◆ **Stated task**:
Extract each line of the records below and reproduce it unchanged, character for character.

-- START Provided data --

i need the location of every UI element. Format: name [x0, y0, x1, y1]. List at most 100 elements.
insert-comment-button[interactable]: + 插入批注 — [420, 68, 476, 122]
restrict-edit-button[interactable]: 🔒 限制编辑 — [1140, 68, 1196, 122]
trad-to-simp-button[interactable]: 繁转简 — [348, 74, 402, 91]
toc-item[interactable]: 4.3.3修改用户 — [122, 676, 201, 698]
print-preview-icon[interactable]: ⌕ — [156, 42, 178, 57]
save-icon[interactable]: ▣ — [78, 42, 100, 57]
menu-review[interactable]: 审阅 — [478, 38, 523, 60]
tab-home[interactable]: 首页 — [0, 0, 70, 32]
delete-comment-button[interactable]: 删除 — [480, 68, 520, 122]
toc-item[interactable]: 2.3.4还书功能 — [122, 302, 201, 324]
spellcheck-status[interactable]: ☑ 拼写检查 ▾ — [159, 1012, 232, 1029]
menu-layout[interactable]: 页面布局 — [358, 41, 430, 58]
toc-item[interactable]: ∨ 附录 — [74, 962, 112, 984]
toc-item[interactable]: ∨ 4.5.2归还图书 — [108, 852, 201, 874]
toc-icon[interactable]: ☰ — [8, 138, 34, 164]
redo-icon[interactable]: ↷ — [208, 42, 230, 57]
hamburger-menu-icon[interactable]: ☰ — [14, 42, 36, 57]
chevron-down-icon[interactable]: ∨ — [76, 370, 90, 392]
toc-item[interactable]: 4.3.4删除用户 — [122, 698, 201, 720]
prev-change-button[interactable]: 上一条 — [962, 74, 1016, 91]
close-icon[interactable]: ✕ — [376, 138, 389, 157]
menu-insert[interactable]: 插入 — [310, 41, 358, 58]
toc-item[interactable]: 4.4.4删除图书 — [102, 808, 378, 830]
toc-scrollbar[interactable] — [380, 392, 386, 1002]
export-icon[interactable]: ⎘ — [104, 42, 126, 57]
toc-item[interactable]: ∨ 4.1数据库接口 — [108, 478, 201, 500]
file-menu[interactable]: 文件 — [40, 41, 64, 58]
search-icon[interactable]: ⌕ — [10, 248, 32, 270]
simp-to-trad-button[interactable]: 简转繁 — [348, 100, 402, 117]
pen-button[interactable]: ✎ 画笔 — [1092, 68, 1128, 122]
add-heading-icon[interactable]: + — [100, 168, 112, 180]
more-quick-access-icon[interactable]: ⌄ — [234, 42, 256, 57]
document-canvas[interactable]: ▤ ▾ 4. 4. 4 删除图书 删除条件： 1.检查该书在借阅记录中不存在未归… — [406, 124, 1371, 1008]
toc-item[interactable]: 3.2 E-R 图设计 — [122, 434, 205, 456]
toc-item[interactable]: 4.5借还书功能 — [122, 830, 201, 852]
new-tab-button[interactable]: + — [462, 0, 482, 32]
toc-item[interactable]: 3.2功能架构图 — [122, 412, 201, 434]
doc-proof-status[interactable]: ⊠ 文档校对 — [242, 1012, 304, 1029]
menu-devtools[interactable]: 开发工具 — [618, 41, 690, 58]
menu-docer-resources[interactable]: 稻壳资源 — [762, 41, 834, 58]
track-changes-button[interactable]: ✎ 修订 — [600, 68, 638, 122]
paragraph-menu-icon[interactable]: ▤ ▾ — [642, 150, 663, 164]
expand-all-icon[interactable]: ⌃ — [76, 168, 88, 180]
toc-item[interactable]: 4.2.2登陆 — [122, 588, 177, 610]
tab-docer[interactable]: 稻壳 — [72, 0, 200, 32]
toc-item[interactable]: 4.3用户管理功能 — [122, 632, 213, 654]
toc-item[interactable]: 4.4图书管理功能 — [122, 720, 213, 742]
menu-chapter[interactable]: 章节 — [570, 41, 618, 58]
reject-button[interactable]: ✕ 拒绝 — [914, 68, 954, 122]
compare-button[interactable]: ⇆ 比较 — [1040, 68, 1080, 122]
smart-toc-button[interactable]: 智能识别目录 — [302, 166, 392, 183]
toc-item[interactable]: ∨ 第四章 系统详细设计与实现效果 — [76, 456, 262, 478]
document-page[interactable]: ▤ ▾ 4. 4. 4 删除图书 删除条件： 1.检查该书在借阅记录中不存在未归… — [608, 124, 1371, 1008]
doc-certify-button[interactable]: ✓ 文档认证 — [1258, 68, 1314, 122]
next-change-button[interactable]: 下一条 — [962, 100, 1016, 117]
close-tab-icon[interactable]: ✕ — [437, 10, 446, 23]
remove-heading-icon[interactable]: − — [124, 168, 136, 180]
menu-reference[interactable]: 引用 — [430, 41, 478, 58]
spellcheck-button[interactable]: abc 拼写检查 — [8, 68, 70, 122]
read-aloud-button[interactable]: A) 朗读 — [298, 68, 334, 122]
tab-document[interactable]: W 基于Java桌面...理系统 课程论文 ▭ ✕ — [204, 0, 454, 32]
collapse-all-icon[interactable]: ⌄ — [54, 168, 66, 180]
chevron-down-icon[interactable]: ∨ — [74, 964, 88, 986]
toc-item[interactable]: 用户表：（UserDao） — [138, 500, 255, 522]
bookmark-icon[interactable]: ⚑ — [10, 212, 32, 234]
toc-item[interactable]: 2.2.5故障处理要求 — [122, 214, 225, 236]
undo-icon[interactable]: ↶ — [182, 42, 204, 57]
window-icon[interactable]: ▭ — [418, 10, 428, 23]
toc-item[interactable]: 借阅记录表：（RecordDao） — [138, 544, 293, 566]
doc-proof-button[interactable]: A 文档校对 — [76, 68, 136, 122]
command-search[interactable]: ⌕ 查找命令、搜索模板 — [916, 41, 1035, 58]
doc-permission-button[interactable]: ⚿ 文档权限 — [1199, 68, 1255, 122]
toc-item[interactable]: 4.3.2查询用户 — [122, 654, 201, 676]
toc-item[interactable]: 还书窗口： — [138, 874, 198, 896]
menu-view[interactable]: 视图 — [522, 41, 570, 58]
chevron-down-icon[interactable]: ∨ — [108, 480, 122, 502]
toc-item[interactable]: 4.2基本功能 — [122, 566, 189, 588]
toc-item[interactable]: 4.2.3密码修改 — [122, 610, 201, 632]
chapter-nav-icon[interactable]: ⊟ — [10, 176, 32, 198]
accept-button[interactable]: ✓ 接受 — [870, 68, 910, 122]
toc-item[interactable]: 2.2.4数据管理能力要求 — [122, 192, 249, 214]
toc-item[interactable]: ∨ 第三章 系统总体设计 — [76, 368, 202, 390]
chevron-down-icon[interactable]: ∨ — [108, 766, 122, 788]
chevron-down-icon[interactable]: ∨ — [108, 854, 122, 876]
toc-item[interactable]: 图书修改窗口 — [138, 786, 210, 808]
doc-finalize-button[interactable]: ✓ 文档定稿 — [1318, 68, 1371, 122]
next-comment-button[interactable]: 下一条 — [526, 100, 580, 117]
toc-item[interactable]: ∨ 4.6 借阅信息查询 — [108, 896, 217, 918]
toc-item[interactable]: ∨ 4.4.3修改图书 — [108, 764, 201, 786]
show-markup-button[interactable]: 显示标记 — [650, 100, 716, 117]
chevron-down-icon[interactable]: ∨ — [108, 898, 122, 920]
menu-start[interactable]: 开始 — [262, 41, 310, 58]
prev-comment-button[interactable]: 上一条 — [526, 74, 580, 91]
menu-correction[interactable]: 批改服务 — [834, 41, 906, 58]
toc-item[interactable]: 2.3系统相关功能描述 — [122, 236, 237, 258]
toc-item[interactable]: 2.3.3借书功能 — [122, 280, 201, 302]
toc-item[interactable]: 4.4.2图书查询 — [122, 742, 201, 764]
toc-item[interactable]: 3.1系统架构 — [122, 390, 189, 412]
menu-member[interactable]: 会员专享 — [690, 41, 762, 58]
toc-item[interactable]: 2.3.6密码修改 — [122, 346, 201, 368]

-- END Provided data --

◆ **Task solution**:
i need the location of every UI element. Format: name [x0, y0, x1, y1]. List at most 100 elements.
insert-comment-button[interactable]: + 插入批注 — [420, 68, 476, 122]
restrict-edit-button[interactable]: 🔒 限制编辑 — [1140, 68, 1196, 122]
trad-to-simp-button[interactable]: 繁转简 — [348, 74, 402, 91]
toc-item[interactable]: 4.3.3修改用户 — [122, 676, 201, 698]
print-preview-icon[interactable]: ⌕ — [156, 42, 178, 57]
save-icon[interactable]: ▣ — [78, 42, 100, 57]
menu-review[interactable]: 审阅 — [478, 38, 523, 60]
tab-home[interactable]: 首页 — [0, 0, 70, 32]
delete-comment-button[interactable]: 删除 — [480, 68, 520, 122]
toc-item[interactable]: 2.3.4还书功能 — [122, 302, 201, 324]
spellcheck-status[interactable]: ☑ 拼写检查 ▾ — [159, 1012, 232, 1029]
menu-layout[interactable]: 页面布局 — [358, 41, 430, 58]
toc-item[interactable]: ∨ 附录 — [74, 962, 112, 984]
toc-item[interactable]: ∨ 4.5.2归还图书 — [108, 852, 201, 874]
toc-icon[interactable]: ☰ — [8, 138, 34, 164]
redo-icon[interactable]: ↷ — [208, 42, 230, 57]
hamburger-menu-icon[interactable]: ☰ — [14, 42, 36, 57]
chevron-down-icon[interactable]: ∨ — [76, 370, 90, 392]
toc-item[interactable]: 4.3.4删除用户 — [122, 698, 201, 720]
prev-change-button[interactable]: 上一条 — [962, 74, 1016, 91]
close-icon[interactable]: ✕ — [376, 138, 389, 157]
menu-insert[interactable]: 插入 — [310, 41, 358, 58]
toc-item[interactable]: 4.4.4删除图书 — [102, 808, 378, 830]
toc-scrollbar[interactable] — [380, 392, 386, 1002]
export-icon[interactable]: ⎘ — [104, 42, 126, 57]
toc-item[interactable]: ∨ 4.1数据库接口 — [108, 478, 201, 500]
file-menu[interactable]: 文件 — [40, 41, 64, 58]
search-icon[interactable]: ⌕ — [10, 248, 32, 270]
simp-to-trad-button[interactable]: 简转繁 — [348, 100, 402, 117]
pen-button[interactable]: ✎ 画笔 — [1092, 68, 1128, 122]
add-heading-icon[interactable]: + — [100, 168, 112, 180]
more-quick-access-icon[interactable]: ⌄ — [234, 42, 256, 57]
document-canvas[interactable]: ▤ ▾ 4. 4. 4 删除图书 删除条件： 1.检查该书在借阅记录中不存在未归… — [406, 124, 1371, 1008]
toc-item[interactable]: 3.2 E-R 图设计 — [122, 434, 205, 456]
toc-item[interactable]: 4.5借还书功能 — [122, 830, 201, 852]
new-tab-button[interactable]: + — [462, 0, 482, 32]
toc-item[interactable]: 3.2功能架构图 — [122, 412, 201, 434]
doc-proof-status[interactable]: ⊠ 文档校对 — [242, 1012, 304, 1029]
menu-devtools[interactable]: 开发工具 — [618, 41, 690, 58]
menu-docer-resources[interactable]: 稻壳资源 — [762, 41, 834, 58]
track-changes-button[interactable]: ✎ 修订 — [600, 68, 638, 122]
paragraph-menu-icon[interactable]: ▤ ▾ — [642, 150, 663, 164]
expand-all-icon[interactable]: ⌃ — [76, 168, 88, 180]
toc-item[interactable]: 4.2.2登陆 — [122, 588, 177, 610]
tab-docer[interactable]: 稻壳 — [72, 0, 200, 32]
toc-item[interactable]: 4.3用户管理功能 — [122, 632, 213, 654]
toc-item[interactable]: 4.4图书管理功能 — [122, 720, 213, 742]
menu-chapter[interactable]: 章节 — [570, 41, 618, 58]
reject-button[interactable]: ✕ 拒绝 — [914, 68, 954, 122]
compare-button[interactable]: ⇆ 比较 — [1040, 68, 1080, 122]
smart-toc-button[interactable]: 智能识别目录 — [302, 166, 392, 183]
toc-item[interactable]: ∨ 第四章 系统详细设计与实现效果 — [76, 456, 262, 478]
document-page[interactable]: ▤ ▾ 4. 4. 4 删除图书 删除条件： 1.检查该书在借阅记录中不存在未归… — [608, 124, 1371, 1008]
doc-certify-button[interactable]: ✓ 文档认证 — [1258, 68, 1314, 122]
next-change-button[interactable]: 下一条 — [962, 100, 1016, 117]
close-tab-icon[interactable]: ✕ — [437, 10, 446, 23]
remove-heading-icon[interactable]: − — [124, 168, 136, 180]
menu-reference[interactable]: 引用 — [430, 41, 478, 58]
spellcheck-button[interactable]: abc 拼写检查 — [8, 68, 70, 122]
read-aloud-button[interactable]: A) 朗读 — [298, 68, 334, 122]
tab-document[interactable]: W 基于Java桌面...理系统 课程论文 ▭ ✕ — [204, 0, 454, 32]
collapse-all-icon[interactable]: ⌄ — [54, 168, 66, 180]
chevron-down-icon[interactable]: ∨ — [74, 964, 88, 986]
toc-item[interactable]: 用户表：（UserDao） — [138, 500, 255, 522]
bookmark-icon[interactable]: ⚑ — [10, 212, 32, 234]
toc-item[interactable]: 2.2.5故障处理要求 — [122, 214, 225, 236]
undo-icon[interactable]: ↶ — [182, 42, 204, 57]
window-icon[interactable]: ▭ — [418, 10, 428, 23]
toc-item[interactable]: 借阅记录表：（RecordDao） — [138, 544, 293, 566]
doc-proof-button[interactable]: A 文档校对 — [76, 68, 136, 122]
command-search[interactable]: ⌕ 查找命令、搜索模板 — [916, 41, 1035, 58]
doc-permission-button[interactable]: ⚿ 文档权限 — [1199, 68, 1255, 122]
toc-item[interactable]: 4.3.2查询用户 — [122, 654, 201, 676]
toc-item[interactable]: 还书窗口： — [138, 874, 198, 896]
menu-view[interactable]: 视图 — [522, 41, 570, 58]
chevron-down-icon[interactable]: ∨ — [108, 480, 122, 502]
toc-item[interactable]: 4.2基本功能 — [122, 566, 189, 588]
toc-item[interactable]: 4.2.3密码修改 — [122, 610, 201, 632]
chapter-nav-icon[interactable]: ⊟ — [10, 176, 32, 198]
accept-button[interactable]: ✓ 接受 — [870, 68, 910, 122]
toc-item[interactable]: 2.2.4数据管理能力要求 — [122, 192, 249, 214]
toc-item[interactable]: ∨ 第三章 系统总体设计 — [76, 368, 202, 390]
chevron-down-icon[interactable]: ∨ — [108, 766, 122, 788]
chevron-down-icon[interactable]: ∨ — [108, 854, 122, 876]
toc-item[interactable]: 图书修改窗口 — [138, 786, 210, 808]
doc-finalize-button[interactable]: ✓ 文档定稿 — [1318, 68, 1371, 122]
next-comment-button[interactable]: 下一条 — [526, 100, 580, 117]
toc-item[interactable]: ∨ 4.6 借阅信息查询 — [108, 896, 217, 918]
toc-item[interactable]: ∨ 4.4.3修改图书 — [108, 764, 201, 786]
show-markup-button[interactable]: 显示标记 — [650, 100, 716, 117]
chevron-down-icon[interactable]: ∨ — [108, 898, 122, 920]
menu-start[interactable]: 开始 — [262, 41, 310, 58]
prev-comment-button[interactable]: 上一条 — [526, 74, 580, 91]
menu-correction[interactable]: 批改服务 — [834, 41, 906, 58]
toc-item[interactable]: 2.3系统相关功能描述 — [122, 236, 237, 258]
toc-item[interactable]: 2.3.3借书功能 — [122, 280, 201, 302]
toc-item[interactable]: 4.4.2图书查询 — [122, 742, 201, 764]
toc-item[interactable]: 3.1系统架构 — [122, 390, 189, 412]
menu-member[interactable]: 会员专享 — [690, 41, 762, 58]
toc-item[interactable]: 2.3.6密码修改 — [122, 346, 201, 368]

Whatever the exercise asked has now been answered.